» WORK TASK A: According to the court opinion, on what date did the bankrupts make the transfer of collateral to the defendant?
» WORK TASK B: Write the next part of the court opinion on the bankruptcy trustee's suit, starting after its final sentence.

» PAGE EXTRACT:
╭──

Court Opinion

ID: 8797443
Source: CourtListenerOpinion
Date Created: 2022-11-26 14:16:41.718753+00
Date Added: 2024-06-11T17:03:42.826298
License: Public Domain

WALKER, Circuit Judge.
This was an action by the defendant in error, suing as the trustee of J. Q. Wheeler & Son, bankrupts, to recover of the plaintiff in error the value of certain personal property alleged to have been transferred to it as security by the bankrupts within four months before the filing of the petition in bankruptcy. The petition in the case alleged that when the transfer was made the, defendant knew or had reasonable cause to believe that the transferrors were insolvent, and that the effect of the enforcement of the transfer would be to enable the defendant to obtain a greater percentage of its debt than any other creditor of the same class. The allegations of the petition to the above-stated effect were duly put in issue.
It appears from the record that the transfer of collateral by the bankrupts to the defendant which was .attacked as a voidable preference was made on September 8, 1913. On the trial, one of the bankrupts, J. Q. Wheeler, was examined as a witness for the plaintiff, and in the course of his examination was asked by the plaintiff's counsel if he had told Moore and Ellis, on October 21st, or 22d, that his son Charles, who left Kerrville September 4th, took all the money he had and had ruined him and the business, and that he was “busted,” and so told the officers of the defendant bank. In response to this question the witness testified that he made no such statement *847and had no such conversation. Over objections duly made by the defendant, Moore and Ellis, as witnesses for the plaintiff, were permitted to testify that on October 21 or 22, 1913, they had such conversations with J. Q. Wheeler, and that Wheeler stated to them that when his son went away he took all the money, and that he went to the defendant bank and told it that he was “busted.” The testimony so admitted was objected to as hearsay, and also on the ground that the plaintiff could not impeach his own witness. Exceptions were duly reserved to the action of the court in overruling the objections made and permitting the introduction of the above-mentioned testimony of Moore and Ellis.

╰──

» GIVEN DATA:

╭──

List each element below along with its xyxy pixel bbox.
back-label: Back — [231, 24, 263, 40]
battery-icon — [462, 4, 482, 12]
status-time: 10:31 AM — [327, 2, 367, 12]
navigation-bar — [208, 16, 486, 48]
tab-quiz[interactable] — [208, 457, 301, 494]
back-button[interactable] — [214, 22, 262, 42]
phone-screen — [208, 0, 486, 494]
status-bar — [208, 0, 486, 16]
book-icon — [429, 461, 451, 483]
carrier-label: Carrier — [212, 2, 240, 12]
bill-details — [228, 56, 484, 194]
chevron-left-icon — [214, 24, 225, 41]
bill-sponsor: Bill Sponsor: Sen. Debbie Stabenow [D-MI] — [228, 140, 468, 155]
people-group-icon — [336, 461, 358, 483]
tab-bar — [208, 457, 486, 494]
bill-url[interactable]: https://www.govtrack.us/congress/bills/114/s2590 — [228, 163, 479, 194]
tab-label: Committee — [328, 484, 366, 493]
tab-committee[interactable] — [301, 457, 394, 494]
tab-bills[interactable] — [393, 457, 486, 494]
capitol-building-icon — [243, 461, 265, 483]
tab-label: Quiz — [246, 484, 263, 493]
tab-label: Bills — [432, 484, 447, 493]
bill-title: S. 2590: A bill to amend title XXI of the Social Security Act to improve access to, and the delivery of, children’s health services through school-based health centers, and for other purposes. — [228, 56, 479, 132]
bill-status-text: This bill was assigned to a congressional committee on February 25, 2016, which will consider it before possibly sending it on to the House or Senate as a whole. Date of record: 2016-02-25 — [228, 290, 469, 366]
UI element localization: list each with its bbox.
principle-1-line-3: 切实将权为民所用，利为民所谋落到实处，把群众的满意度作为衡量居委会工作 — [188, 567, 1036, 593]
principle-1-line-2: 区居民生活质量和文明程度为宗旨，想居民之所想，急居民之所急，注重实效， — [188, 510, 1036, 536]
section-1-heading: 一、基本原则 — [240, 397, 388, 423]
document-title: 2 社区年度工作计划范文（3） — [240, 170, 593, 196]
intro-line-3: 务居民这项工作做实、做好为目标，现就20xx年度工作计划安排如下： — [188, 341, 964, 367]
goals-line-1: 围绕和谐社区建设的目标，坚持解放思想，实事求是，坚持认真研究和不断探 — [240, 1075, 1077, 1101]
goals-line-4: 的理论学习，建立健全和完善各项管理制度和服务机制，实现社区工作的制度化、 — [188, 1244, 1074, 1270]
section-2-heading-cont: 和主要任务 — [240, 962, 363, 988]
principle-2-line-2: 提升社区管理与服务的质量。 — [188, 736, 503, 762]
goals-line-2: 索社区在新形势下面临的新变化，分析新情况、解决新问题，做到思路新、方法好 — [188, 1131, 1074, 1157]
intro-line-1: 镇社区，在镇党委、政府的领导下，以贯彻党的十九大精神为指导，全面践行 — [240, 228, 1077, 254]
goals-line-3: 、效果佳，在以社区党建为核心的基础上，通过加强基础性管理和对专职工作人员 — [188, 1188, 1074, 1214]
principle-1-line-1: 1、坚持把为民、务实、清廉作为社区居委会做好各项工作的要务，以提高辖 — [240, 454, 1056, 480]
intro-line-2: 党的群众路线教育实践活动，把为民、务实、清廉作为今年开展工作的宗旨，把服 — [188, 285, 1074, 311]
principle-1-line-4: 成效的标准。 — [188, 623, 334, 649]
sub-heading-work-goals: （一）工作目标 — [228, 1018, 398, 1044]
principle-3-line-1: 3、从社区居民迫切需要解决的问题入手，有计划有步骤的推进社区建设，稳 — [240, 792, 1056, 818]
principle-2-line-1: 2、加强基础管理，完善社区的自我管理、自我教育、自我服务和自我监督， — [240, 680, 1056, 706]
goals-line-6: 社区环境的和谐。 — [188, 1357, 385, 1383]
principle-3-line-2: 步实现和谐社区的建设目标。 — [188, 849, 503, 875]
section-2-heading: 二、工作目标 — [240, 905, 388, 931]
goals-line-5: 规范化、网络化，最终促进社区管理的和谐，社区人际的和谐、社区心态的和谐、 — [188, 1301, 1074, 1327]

╰──

» RESPONSE A: September 8, 1913.

» RESPONSE B:
There is nothing in the record to indicate that the testimony was admissible under any recognized exception to the general rule which forbids the impeachment of a witness by the party who introduced him. A statement made by the presiding judge when the ruling was announced showed that the testimony was not admitted for the purpose of enabling the party offering it to impeach his own witness, and that it was regarded as admissible on the issue of insolvency of Wheeler & Son at the time of the alleged preference.' The obviously prejudicial effect of the ruling was in its letting in hearsay testimony as evidence of a fact which was material under the issues in the case. One of the issues was as to the defendant having or not having knowledge or notice of the insolvent condition of J. Q. Wheeler & Son when they made the assailed transfer to the defendant on September 8, 1913. The effect of the ruling, was to let in as evidence of such knowledge or notice the fact that in October J. Q. Wheeler said to third persons, in effect, that before the transfer was made he informed the defendant bank of his firm’s insolvent condition. This statement, subsequently made by one of the transferrors to third persons, no representative of the transferee being present, was, as to the latter, mere hearsay. It cannot be affirmed that the hearsay testimony so admitted did, not have weight with the jury in leading it to the conclusion evidenced by the verdict, as there is nothing in the record to forbid the conclusion that the finding that the defendant bank, at the time the assailed transfer to it was made, knew or had reasonable cause to believe that the firm making the transfer was insolvent was not based, in whole or in part, on the testimony of Moore and Ellis as to what J. Q. Wheeler said to them some time after the transfer was made. A material fact was not properly provable against the transferee by testimony as to unsworn statements subsequently made by a transferror to third persons, no representative of the transferee being present or in any way acquiescing in the truth of the statements. The conclusion is that the effect of the ruling was to let in inadmissible hearsay evidence which was prejudicial to the defendant, and that the action of the court in overruling the objections made to that evidence was reversible error.
Other rulings are presented for review. Further mention of them is not deemed necessary, as the questions involved are such that they are not likely to arise in another trial.
For the error above pointed out, the judgment is reversed.